[Stored dataset items]
======

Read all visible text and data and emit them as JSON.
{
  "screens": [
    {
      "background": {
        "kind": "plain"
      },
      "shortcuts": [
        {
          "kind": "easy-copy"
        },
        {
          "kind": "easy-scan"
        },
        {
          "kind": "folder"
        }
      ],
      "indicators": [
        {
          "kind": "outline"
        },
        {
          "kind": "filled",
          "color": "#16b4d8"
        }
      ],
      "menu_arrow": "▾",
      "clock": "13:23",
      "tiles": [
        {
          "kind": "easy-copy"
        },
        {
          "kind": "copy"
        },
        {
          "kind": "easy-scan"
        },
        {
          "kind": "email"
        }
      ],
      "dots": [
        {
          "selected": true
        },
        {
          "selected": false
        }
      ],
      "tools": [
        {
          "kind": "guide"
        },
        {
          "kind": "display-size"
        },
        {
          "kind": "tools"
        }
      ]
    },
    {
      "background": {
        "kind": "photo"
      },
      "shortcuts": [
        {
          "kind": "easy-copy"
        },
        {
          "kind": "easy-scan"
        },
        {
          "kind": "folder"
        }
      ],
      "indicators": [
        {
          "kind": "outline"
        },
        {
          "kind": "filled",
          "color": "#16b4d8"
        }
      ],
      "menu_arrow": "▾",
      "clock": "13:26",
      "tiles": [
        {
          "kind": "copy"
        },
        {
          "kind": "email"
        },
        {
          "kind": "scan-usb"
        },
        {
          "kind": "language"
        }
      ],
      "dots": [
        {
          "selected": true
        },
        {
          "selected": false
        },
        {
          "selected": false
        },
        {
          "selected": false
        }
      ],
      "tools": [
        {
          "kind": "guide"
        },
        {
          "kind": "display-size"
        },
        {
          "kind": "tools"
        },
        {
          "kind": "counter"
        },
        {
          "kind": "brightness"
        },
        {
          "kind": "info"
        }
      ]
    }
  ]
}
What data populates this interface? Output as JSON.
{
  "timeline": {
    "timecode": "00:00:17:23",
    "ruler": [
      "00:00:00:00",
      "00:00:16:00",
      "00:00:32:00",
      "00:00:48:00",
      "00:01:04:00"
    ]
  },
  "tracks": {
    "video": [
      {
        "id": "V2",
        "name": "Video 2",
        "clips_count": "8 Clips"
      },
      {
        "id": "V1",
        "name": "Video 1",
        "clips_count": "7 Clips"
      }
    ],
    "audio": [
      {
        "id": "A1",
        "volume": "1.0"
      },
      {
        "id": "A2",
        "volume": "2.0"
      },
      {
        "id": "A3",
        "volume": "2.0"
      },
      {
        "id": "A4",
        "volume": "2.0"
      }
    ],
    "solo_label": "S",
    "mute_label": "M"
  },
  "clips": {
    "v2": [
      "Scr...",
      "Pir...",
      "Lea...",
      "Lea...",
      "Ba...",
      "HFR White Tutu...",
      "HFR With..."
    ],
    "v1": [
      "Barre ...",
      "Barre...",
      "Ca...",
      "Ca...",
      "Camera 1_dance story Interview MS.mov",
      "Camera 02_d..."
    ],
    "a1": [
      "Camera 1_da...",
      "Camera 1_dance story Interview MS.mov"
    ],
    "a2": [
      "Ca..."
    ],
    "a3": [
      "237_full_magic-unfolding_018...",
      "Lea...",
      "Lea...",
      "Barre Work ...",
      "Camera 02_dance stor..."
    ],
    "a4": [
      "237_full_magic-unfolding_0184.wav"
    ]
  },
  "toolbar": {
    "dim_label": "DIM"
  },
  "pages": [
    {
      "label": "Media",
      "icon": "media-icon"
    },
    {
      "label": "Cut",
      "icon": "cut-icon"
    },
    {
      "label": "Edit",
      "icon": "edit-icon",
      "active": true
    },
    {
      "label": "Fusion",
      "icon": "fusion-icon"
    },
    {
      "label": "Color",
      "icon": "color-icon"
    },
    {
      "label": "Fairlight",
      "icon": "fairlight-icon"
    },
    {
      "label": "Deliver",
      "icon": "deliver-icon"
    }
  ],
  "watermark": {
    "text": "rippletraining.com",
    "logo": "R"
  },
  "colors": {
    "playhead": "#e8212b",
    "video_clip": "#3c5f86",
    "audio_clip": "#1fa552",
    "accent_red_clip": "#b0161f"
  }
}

======

Copy all lines from the listing that contain "Camera".

      "Camera 1_dance story Interview MS.mov",
      "Camera 02_d..."
      "Camera 1_da...",
      "Camera 1_dance story Interview MS.mov"
      "Camera 02_dance stor..."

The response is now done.